▶ [Entries from a dataset]
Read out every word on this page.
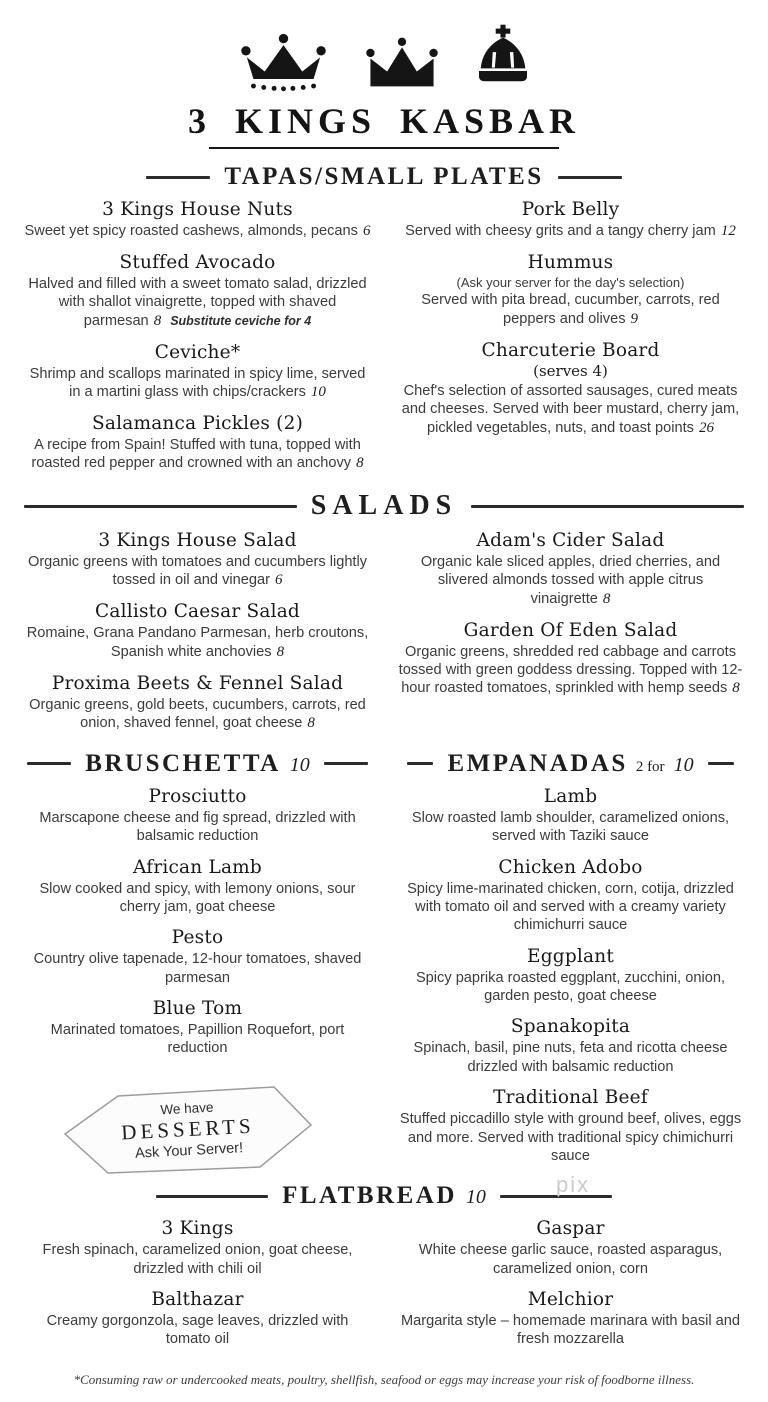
3 KINGS KASBAR
TAPAS/SMALL PLATES
3 Kings House Nuts

Sweet yet spicy roasted cashews, almonds, pecans 6

Stuffed Avocado

Halved and filled with a sweet tomato salad, drizzled with shallot vinaigrette, topped with shaved parmesan 8 Substitute ceviche for 4

Ceviche*

Shrimp and scallops marinated in spicy lime, served in a martini glass with chips/crackers 10

Salamanca Pickles (2)

A recipe from Spain! Stuffed with tuna, topped with roasted red pepper and crowned with an anchovy 8

Pork Belly

Served with cheesy grits and a tangy cherry jam 12

Hummus

(Ask your server for the day's selection)

Served with pita bread, cucumber, carrots, red peppers and olives 9

Charcuterie Board

(serves 4)

Chef's selection of assorted sausages, cured meats and cheeses. Served with beer mustard, cherry jam, pickled vegetables, nuts, and toast points 26

SALADS
3 Kings House Salad

Organic greens with tomatoes and cucumbers lightly tossed in oil and vinegar 6

Callisto Caesar Salad

Romaine, Grana Pandano Parmesan, herb croutons, Spanish white anchovies 8

Proxima Beets & Fennel Salad

Organic greens, gold beets, cucumbers, carrots, red onion, shaved fennel, goat cheese 8

Adam's Cider Salad

Organic kale sliced apples, dried cherries, and slivered almonds tossed with apple citrus vinaigrette 8

Garden Of Eden Salad

Organic greens, shredded red cabbage and carrots tossed with green goddess dressing. Topped with 12-hour roasted tomatoes, sprinkled with hemp seeds 8

BRUSCHETTA 10
Prosciutto

Marscapone cheese and fig spread, drizzled with balsamic reduction

African Lamb

Slow cooked and spicy, with lemony onions, sour cherry jam, goat cheese

Pesto

Country olive tapenade, 12-hour tomatoes, shaved parmesan

Blue Tom

Marinated tomatoes, Papillion Roquefort, port reduction

We have
DESSERTS
Ask Your Server!
EMPANADAS 2 for 10
Lamb

Slow roasted lamb shoulder, caramelized onions, served with Taziki sauce

Chicken Adobo

Spicy lime-marinated chicken, corn, cotija, drizzled with tomato oil and served with a creamy variety chimichurri sauce

Eggplant

Spicy paprika roasted eggplant, zucchini, onion, garden pesto, goat cheese

Spanakopita

Spinach, basil, pine nuts, feta and ricotta cheese drizzled with balsamic reduction

Traditional Beef

Stuffed piccadillo style with ground beef, olives, eggs and more. Served with traditional spicy chimichurri sauce

FLATBREAD 10
3 Kings

Fresh spinach, caramelized onion, goat cheese, drizzled with chili oil

Balthazar

Creamy gorgonzola, sage leaves, drizzled with tomato oil

Gaspar

White cheese garlic sauce, roasted asparagus, caramelized onion, corn

Melchior

Margarita style – homemade marinara with basil and fresh mozzarella

pix
*Consuming raw or undercooked meats, poultry, shellfish, seafood or eggs may increase your risk of foodborne illness.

▶ [Given task]
Do not copy the pictures, but repeat every line exactly.

▶ [Solution below]
Read out every word on this page.
3 KINGS KASBAR
TAPAS/SMALL PLATES
3 Kings House Nuts

Sweet yet spicy roasted cashews, almonds, pecans 6

Stuffed Avocado

Halved and filled with a sweet tomato salad, drizzled with shallot vinaigrette, topped with shaved parmesan 8 Substitute ceviche for 4

Ceviche*

Shrimp and scallops marinated in spicy lime, served in a martini glass with chips/crackers 10

Salamanca Pickles (2)

A recipe from Spain! Stuffed with tuna, topped with roasted red pepper and crowned with an anchovy 8

Pork Belly

Served with cheesy grits and a tangy cherry jam 12

Hummus

(Ask your server for the day's selection)

Served with pita bread, cucumber, carrots, red peppers and olives 9

Charcuterie Board

(serves 4)

Chef's selection of assorted sausages, cured meats and cheeses. Served with beer mustard, cherry jam, pickled vegetables, nuts, and toast points 26

SALADS
3 Kings House Salad

Organic greens with tomatoes and cucumbers lightly tossed in oil and vinegar 6

Callisto Caesar Salad

Romaine, Grana Pandano Parmesan, herb croutons, Spanish white anchovies 8

Proxima Beets & Fennel Salad

Organic greens, gold beets, cucumbers, carrots, red onion, shaved fennel, goat cheese 8

Adam's Cider Salad

Organic kale sliced apples, dried cherries, and slivered almonds tossed with apple citrus vinaigrette 8

Garden Of Eden Salad

Organic greens, shredded red cabbage and carrots tossed with green goddess dressing. Topped with 12-hour roasted tomatoes, sprinkled with hemp seeds 8

BRUSCHETTA 10
Prosciutto

Marscapone cheese and fig spread, drizzled with balsamic reduction

African Lamb

Slow cooked and spicy, with lemony onions, sour cherry jam, goat cheese

Pesto

Country olive tapenade, 12-hour tomatoes, shaved parmesan

Blue Tom

Marinated tomatoes, Papillion Roquefort, port reduction

We have
DESSERTS
Ask Your Server!
EMPANADAS 2 for 10
Lamb

Slow roasted lamb shoulder, caramelized onions, served with Taziki sauce

Chicken Adobo

Spicy lime-marinated chicken, corn, cotija, drizzled with tomato oil and served with a creamy variety chimichurri sauce

Eggplant

Spicy paprika roasted eggplant, zucchini, onion, garden pesto, goat cheese

Spanakopita

Spinach, basil, pine nuts, feta and ricotta cheese drizzled with balsamic reduction

Traditional Beef

Stuffed piccadillo style with ground beef, olives, eggs and more. Served with traditional spicy chimichurri sauce

FLATBREAD 10
3 Kings

Fresh spinach, caramelized onion, goat cheese, drizzled with chili oil

Balthazar

Creamy gorgonzola, sage leaves, drizzled with tomato oil

Gaspar

White cheese garlic sauce, roasted asparagus, caramelized onion, corn

Melchior

Margarita style – homemade marinara with basil and fresh mozzarella

pix
*Consuming raw or undercooked meats, poultry, shellfish, seafood or eggs may increase your risk of foodborne illness.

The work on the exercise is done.